* What you will do *
Print the listing below exactly.

━━━ Material shown ━━━

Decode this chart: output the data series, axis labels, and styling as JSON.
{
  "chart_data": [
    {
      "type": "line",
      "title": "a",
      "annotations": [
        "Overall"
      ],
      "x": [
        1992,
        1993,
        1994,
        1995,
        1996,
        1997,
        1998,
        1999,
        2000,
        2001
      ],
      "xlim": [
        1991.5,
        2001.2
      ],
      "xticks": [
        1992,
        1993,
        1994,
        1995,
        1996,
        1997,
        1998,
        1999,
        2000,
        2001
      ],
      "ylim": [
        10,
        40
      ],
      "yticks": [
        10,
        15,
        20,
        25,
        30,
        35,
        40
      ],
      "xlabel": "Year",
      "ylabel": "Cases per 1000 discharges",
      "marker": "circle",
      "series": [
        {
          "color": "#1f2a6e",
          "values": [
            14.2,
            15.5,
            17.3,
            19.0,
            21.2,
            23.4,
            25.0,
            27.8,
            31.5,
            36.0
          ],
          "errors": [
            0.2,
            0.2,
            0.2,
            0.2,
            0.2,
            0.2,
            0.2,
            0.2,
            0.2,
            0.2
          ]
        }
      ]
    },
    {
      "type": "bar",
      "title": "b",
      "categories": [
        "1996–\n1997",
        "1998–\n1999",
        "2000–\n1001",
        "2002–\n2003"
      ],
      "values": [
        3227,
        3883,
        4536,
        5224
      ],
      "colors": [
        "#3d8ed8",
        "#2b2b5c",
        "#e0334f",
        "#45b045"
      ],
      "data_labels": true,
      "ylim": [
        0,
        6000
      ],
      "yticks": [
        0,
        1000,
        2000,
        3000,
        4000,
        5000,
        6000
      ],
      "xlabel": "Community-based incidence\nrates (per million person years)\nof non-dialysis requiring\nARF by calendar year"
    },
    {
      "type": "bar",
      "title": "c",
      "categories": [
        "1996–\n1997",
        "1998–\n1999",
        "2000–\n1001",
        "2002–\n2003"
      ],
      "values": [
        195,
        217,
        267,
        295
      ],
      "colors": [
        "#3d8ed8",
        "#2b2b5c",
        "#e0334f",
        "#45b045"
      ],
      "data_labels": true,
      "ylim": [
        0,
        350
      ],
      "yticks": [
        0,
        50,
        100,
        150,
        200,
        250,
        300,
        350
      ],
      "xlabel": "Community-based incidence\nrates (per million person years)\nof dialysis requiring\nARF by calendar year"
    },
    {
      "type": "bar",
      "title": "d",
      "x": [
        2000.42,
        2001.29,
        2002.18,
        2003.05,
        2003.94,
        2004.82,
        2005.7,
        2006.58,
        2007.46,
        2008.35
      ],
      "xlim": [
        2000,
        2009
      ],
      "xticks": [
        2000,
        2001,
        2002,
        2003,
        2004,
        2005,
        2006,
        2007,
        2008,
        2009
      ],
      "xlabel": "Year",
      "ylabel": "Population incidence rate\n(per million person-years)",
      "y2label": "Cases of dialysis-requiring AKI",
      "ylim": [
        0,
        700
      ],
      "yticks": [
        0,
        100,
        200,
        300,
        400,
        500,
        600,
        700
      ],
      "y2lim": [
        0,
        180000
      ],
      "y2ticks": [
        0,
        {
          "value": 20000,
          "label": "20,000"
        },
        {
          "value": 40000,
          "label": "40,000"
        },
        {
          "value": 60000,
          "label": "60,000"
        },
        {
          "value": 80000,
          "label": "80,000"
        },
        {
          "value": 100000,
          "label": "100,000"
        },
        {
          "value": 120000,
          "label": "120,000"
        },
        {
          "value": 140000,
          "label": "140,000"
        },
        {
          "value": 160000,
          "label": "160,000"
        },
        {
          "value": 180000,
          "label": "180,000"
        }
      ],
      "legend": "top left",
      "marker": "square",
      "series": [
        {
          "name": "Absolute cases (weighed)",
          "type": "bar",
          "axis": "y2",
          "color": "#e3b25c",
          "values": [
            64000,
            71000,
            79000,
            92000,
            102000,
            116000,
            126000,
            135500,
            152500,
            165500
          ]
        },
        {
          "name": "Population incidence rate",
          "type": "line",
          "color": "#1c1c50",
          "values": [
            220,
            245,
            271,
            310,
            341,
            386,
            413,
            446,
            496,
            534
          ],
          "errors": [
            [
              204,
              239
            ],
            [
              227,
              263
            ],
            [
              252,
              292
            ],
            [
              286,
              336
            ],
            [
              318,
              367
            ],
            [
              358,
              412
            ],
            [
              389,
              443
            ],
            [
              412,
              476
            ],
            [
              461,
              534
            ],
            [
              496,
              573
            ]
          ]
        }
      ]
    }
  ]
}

━━━

* Exercise answer *
Decode this chart: output the data series, axis labels, and styling as JSON.
{
  "chart_data": [
    {
      "type": "line",
      "title": "a",
      "annotations": [
        "Overall"
      ],
      "x": [
        1992,
        1993,
        1994,
        1995,
        1996,
        1997,
        1998,
        1999,
        2000,
        2001
      ],
      "xlim": [
        1991.5,
        2001.2
      ],
      "xticks": [
        1992,
        1993,
        1994,
        1995,
        1996,
        1997,
        1998,
        1999,
        2000,
        2001
      ],
      "ylim": [
        10,
        40
      ],
      "yticks": [
        10,
        15,
        20,
        25,
        30,
        35,
        40
      ],
      "xlabel": "Year",
      "ylabel": "Cases per 1000 discharges",
      "marker": "circle",
      "series": [
        {
          "color": "#1f2a6e",
          "values": [
            14.2,
            15.5,
            17.3,
            19.0,
            21.2,
            23.4,
            25.0,
            27.8,
            31.5,
            36.0
          ],
          "errors": [
            0.2,
            0.2,
            0.2,
            0.2,
            0.2,
            0.2,
            0.2,
            0.2,
            0.2,
            0.2
          ]
        }
      ]
    },
    {
      "type": "bar",
      "title": "b",
      "categories": [
        "1996–\n1997",
        "1998–\n1999",
        "2000–\n1001",
        "2002–\n2003"
      ],
      "values": [
        3227,
        3883,
        4536,
        5224
      ],
      "colors": [
        "#3d8ed8",
        "#2b2b5c",
        "#e0334f",
        "#45b045"
      ],
      "data_labels": true,
      "ylim": [
        0,
        6000
      ],
      "yticks": [
        0,
        1000,
        2000,
        3000,
        4000,
        5000,
        6000
      ],
      "xlabel": "Community-based incidence\nrates (per million person years)\nof non-dialysis requiring\nARF by calendar year"
    },
    {
      "type": "bar",
      "title": "c",
      "categories": [
        "1996–\n1997",
        "1998–\n1999",
        "2000–\n1001",
        "2002–\n2003"
      ],
      "values": [
        195,
        217,
        267,
        295
      ],
      "colors": [
        "#3d8ed8",
        "#2b2b5c",
        "#e0334f",
        "#45b045"
      ],
      "data_labels": true,
      "ylim": [
        0,
        350
      ],
      "yticks": [
        0,
        50,
        100,
        150,
        200,
        250,
        300,
        350
      ],
      "xlabel": "Community-based incidence\nrates (per million person years)\nof dialysis requiring\nARF by calendar year"
    },
    {
      "type": "bar",
      "title": "d",
      "x": [
        2000.42,
        2001.29,
        2002.18,
        2003.05,
        2003.94,
        2004.82,
        2005.7,
        2006.58,
        2007.46,
        2008.35
      ],
      "xlim": [
        2000,
        2009
      ],
      "xticks": [
        2000,
        2001,
        2002,
        2003,
        2004,
        2005,
        2006,
        2007,
        2008,
        2009
      ],
      "xlabel": "Year",
      "ylabel": "Population incidence rate\n(per million person-years)",
      "y2label": "Cases of dialysis-requiring AKI",
      "ylim": [
        0,
        700
      ],
      "yticks": [
        0,
        100,
        200,
        300,
        400,
        500,
        600,
        700
      ],
      "y2lim": [
        0,
        180000
      ],
      "y2ticks": [
        0,
        {
          "value": 20000,
          "label": "20,000"
        },
        {
          "value": 40000,
          "label": "40,000"
        },
        {
          "value": 60000,
          "label": "60,000"
        },
        {
          "value": 80000,
          "label": "80,000"
        },
        {
          "value": 100000,
          "label": "100,000"
        },
        {
          "value": 120000,
          "label": "120,000"
        },
        {
          "value": 140000,
          "label": "140,000"
        },
        {
          "value": 160000,
          "label": "160,000"
        },
        {
          "value": 180000,
          "label": "180,000"
        }
      ],
      "legend": "top left",
      "marker": "square",
      "series": [
        {
          "name": "Absolute cases (weighed)",
          "type": "bar",
          "axis": "y2",
          "color": "#e3b25c",
          "values": [
            64000,
            71000,
            79000,
            92000,
            102000,
            116000,
            126000,
            135500,
            152500,
            165500
          ]
        },
        {
          "name": "Population incidence rate",
          "type": "line",
          "color": "#1c1c50",
          "values": [
            220,
            245,
            271,
            310,
            341,
            386,
            413,
            446,
            496,
            534
          ],
          "errors": [
            [
              204,
              239
            ],
            [
              227,
              263
            ],
            [
              252,
              292
            ],
            [
              286,
              336
            ],
            [
              318,
              367
            ],
            [
              358,
              412
            ],
            [
              389,
              443
            ],
            [
              412,
              476
            ],
            [
              461,
              534
            ],
            [
              496,
              573
            ]
          ]
        }
      ]
    }
  ]
}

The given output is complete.